*Task objective*
Return the material word for word. Do not include pictures.

..............................

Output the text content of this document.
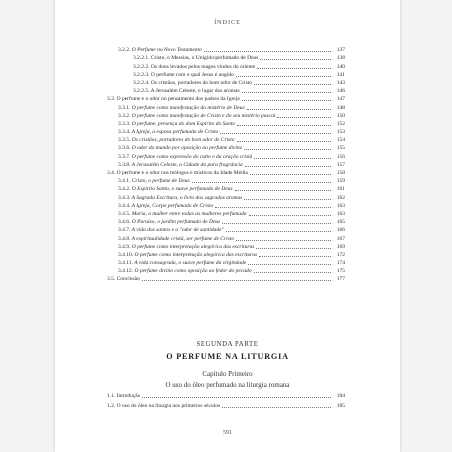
ÍNDICE
3.2.2. O Perfume no Novo Testamento	137
3.2.2.1. Cristo, o Messias, o Unigido/perfumado de Deus	138
3.2.2.2. Os dons levados pelos magos vindos do oriente	140
3.2.2.3. O perfume com o qual Jesus é ungido	141
3.2.2.4. Os cristãos, portadores do bom odor de Cristo	143
3.2.2.5. A Jerusalém Celeste, o lugar dos aromas	146
3.3. O perfume e o odor no pensamento dos padres da Igreja	147
3.3.1. O perfume como manifestação do mistério de Deus	148
3.3.2. O perfume como manifestação de Cristo e do seu mistério pascal	150
3.3.3. O perfume, presença do dom Espírito do Santo	152
3.3.4. A Igreja, a esposa perfumada de Cristo	153
3.3.5. Os cristãos, portadores do bom odor de Cristo	154
3.3.6. O odor do mundo por oposição ao perfume divino	155
3.3.7. O perfume como expressão do culto e da oração cristã	156
3.3.8. A Jerusalém Celeste, a Cidade da pura fragrância	157
3.4. O perfume e o odor nos teólogos e místicos da Idade Média	158
3.4.1. Cristo, o perfume de Deus	159
3.4.2. O Espírito Santo, o suave perfumado de Deus	161
3.4.3. A Sagrada Escritura, o livro dos sagrados aromas	162
3.4.4. A Igreja, Corpo perfumado de Cristo	163
3.4.5. Maria, a mulher entre todas as mulheres perfumada	163
3.4.6. O Paraíso, o jardim perfumado de Deus	165
3.4.7. A vida dos santos e o "odor de santidade"	166
3.4.8. A espiritualidade cristã, ser perfume de Cristo	167
3.4.9. O perfume como interpretação alegórica das escrituras	169
3.4.10. O perfume como interpretação alegórica das escrituras	172
3.4.11. A vida consagrada, o suave perfume da virgindade	174
3.4.12. O perfume divino como oposição ao fedor do pecado	175
3.5. Conclusão	177
SEGUNDA PARTE
O PERFUME NA LITURGIA
Capítulo Primeiro
O uso do óleo perfumado na liturgia romana
1.1. Introdução	184
1.2. O uso do óleo na liturgia nos primeiros séculos	185
591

..............................

*In response*
Output the text content of this document.
ÍNDICE
3.2.2. O Perfume no Novo Testamento	137
3.2.2.1. Cristo, o Messias, o Unigido/perfumado de Deus	138
3.2.2.2. Os dons levados pelos magos vindos do oriente	140
3.2.2.3. O perfume com o qual Jesus é ungido	141
3.2.2.4. Os cristãos, portadores do bom odor de Cristo	143
3.2.2.5. A Jerusalém Celeste, o lugar dos aromas	146
3.3. O perfume e o odor no pensamento dos padres da Igreja	147
3.3.1. O perfume como manifestação do mistério de Deus	148
3.3.2. O perfume como manifestação de Cristo e do seu mistério pascal	150
3.3.3. O perfume, presença do dom Espírito do Santo	152
3.3.4. A Igreja, a esposa perfumada de Cristo	153
3.3.5. Os cristãos, portadores do bom odor de Cristo	154
3.3.6. O odor do mundo por oposição ao perfume divino	155
3.3.7. O perfume como expressão do culto e da oração cristã	156
3.3.8. A Jerusalém Celeste, a Cidade da pura fragrância	157
3.4. O perfume e o odor nos teólogos e místicos da Idade Média	158
3.4.1. Cristo, o perfume de Deus	159
3.4.2. O Espírito Santo, o suave perfumado de Deus	161
3.4.3. A Sagrada Escritura, o livro dos sagrados aromas	162
3.4.4. A Igreja, Corpo perfumado de Cristo	163
3.4.5. Maria, a mulher entre todas as mulheres perfumada	163
3.4.6. O Paraíso, o jardim perfumado de Deus	165
3.4.7. A vida dos santos e o "odor de santidade"	166
3.4.8. A espiritualidade cristã, ser perfume de Cristo	167
3.4.9. O perfume como interpretação alegórica das escrituras	169
3.4.10. O perfume como interpretação alegórica das escrituras	172
3.4.11. A vida consagrada, o suave perfume da virgindade	174
3.4.12. O perfume divino como oposição ao fedor do pecado	175
3.5. Conclusão	177
SEGUNDA PARTE
O PERFUME NA LITURGIA
Capítulo Primeiro
O uso do óleo perfumado na liturgia romana
1.1. Introdução	184
1.2. O uso do óleo na liturgia nos primeiros séculos	185
591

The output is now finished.